■ DOCUMENT SEGMENT:

The skillfully compiled collection of documents included biographical sketches of arrested Ukrainian cultural figures, excerpts from their scholarly works and literary creations, camp correspondence, appeals to Soviet authorities, and public speeches by prominent writers, such as Ivan Dziuba’s address on the 25th anniversary of the Babyn Yar tragedy. These began to appear in Paris in the émigré weekly *Ukrainske Slovo*. In 1967, through the efforts of the first Ukrainian printing house in France, they were published as a separate book under the title *Lyukho z rozumu* (Woe from Wit)[1]. A year later, these materials were published in English translation as The Chornovil Papers[2].

The English edition generated widespread interest in the Western world, and not only from those actively involved in human rights advocacy. The courageous efforts of young representatives of the Ukrainian intelligentsia to defend their language and culture from Russification and Sovietization earned high praise from Western intellectuals and political commentators.

In the opinion of British observer Max Hayward, “...the representatives of the Ukrainian opposition demonstrate a unique combination of moderation and high intellectual level”[3]. Professor Frederick Barghoorn of Yale University (USA) notes in the foreword to The Chornovil Papers the “commonality of interests among Soviet intellectuals, with their different national faces,” while also emphasizing that “although the struggle for Ukrainian cultural heritage and language is a central feature for many Ukrainian intellectuals, they consider themselves fighters not against Russian nationalism or the fundamental principles of socialism, but against dictatorial methods of rule and a police regime”[4]. Thanks to the above characterization of Ukrainian dissidents, as well as their steadfast adherence to peaceful methods of resistance against the regime, Amnesty International unhesitatingly classified them as “prisoners of conscience.” The young, persecuted representatives of the Ukrainian intelligentsia, whose actions were documented in Chornovil’s book, became widely known both in Ukraine and abroad under the collective name of the *shestydesiatnyky*: the generation that entered the public arena in the 1960s. Most of them were poets, literary critics, philosophers, and artists who, in the late 1950s and early 1960s, did not hesitate to risk their careers, and sometimes their very lives, by openly and sharply protesting the repressive policies of the then Ukrainian authorities. The high creative level of these intellectuals, their personal courage, and integrity were perhaps most fully reflected in the person of the poet Ivan Svitlychny, the universally recognized inspirer and driving force of the dissident movement. His figure serves as a model for the next generation of creative youth to emulate. The talented poet Vasyl Stus wrote with deep respect that the *shestydesiatnyky* awakened a sense of dignity and self-respect among young Ukrainians, which had long been dormant as a result of political persecution and abuse by the Soviet regime. “These are glimmers of our humanized vision,” the poet later recalled, “a testament to our self-revival, our moral recovery”[5].

■ SOURCE MATERIAL:

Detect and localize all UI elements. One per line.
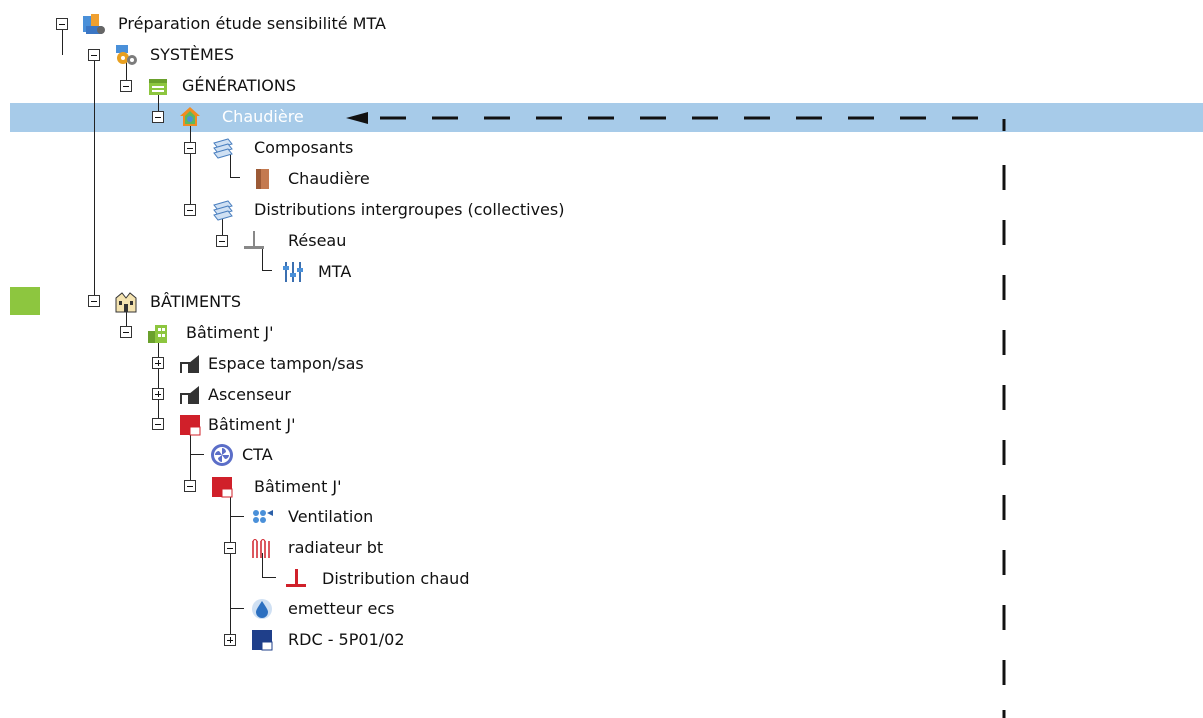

■ EXERCISE INSTRUCTIONS:
(A) Please translate this sentence from the passage on the Chornovil Papers into Spanish: "The English edition generated widespread interest in the Western world, and not only from those actively involved in human rights advocacy."
(B) Write what comes next in the passage on the Chornovil Papers, starting after its last sentence.
The lines are separate material, apart from the passage on the Chornovil Papers.

■ RESPONSES FOR EACH TASK:
(A) La edición en inglés generó un amplio interés en el mundo occidental, y no solo entre quienes participaban activamente en la defensa de los derechos humanos.

(B)
Perhaps it was the extraordinary artistic talent of the painter Opanas Zalyvakha, reproductions of whose works were published in the book *Lyukho z rozumu*, as well as the brutal conditions of his confinement in a labor camp, that became the impetus for the Washington, D.C. American section of Amnesty International to recognize him—one of the first Ukrainian political prisoners—as a “prisoner of conscience.” It is clear that Amnesty International’s efforts in defense of Zalyvakha signified support for all dissidents imprisoned in Ukraine in the early 1960s for “anti-Soviet agitation and propaganda.”

It should be noted that Zalyvakha was arrested for his political convictions, not for his refusal to adapt his art to the canons of “socialist realism” or for his non-compliance with the norms of the Soviet way of life. The fact that he was sent to a labor camp and forbidden to paint was punishment for his political beliefs, as well as for his determination to defend these beliefs even in prison. It is important to emphasize that there is a distinction between what was and continues to be considered “dissent”—that is, the readiness to risk one’s life in defense of one’s political or religious beliefs—and the broader, less distinct concept of nonconformism. Amnesty International regards all Ukrainian dissidents of the 1960s and 1970s as “prisoners of conscience,” that is, as dissidents. Attempts to view them on the same plane as nonconformism or nonconformists distort and simplify their unwavering stance on the defense of human rights. Anyone who has read the memoirs of the late Mykhailyna Kotsiubynska remembers that she was sitting next to Vasyl Stus in Kyiv’s “Ukraina” cinema on that memorable day when this young graduate student, on the threshold of a scholarly and literary career, did not hesitate to stand up bravely and declare with all resolve: “Everyone must protest now. Today they are arresting Ukrainians. Tomorrow they will be arresting Jewish activists. And then they will arrest Russians…” Anyone who has heard of this now well-known dramatic event—and along with Vasyl Stus, Viacheslav Chornovil and Ivan Dziuba also made their public protest in the cinema—will immediately sense the difference between dissent and nonconformism[6].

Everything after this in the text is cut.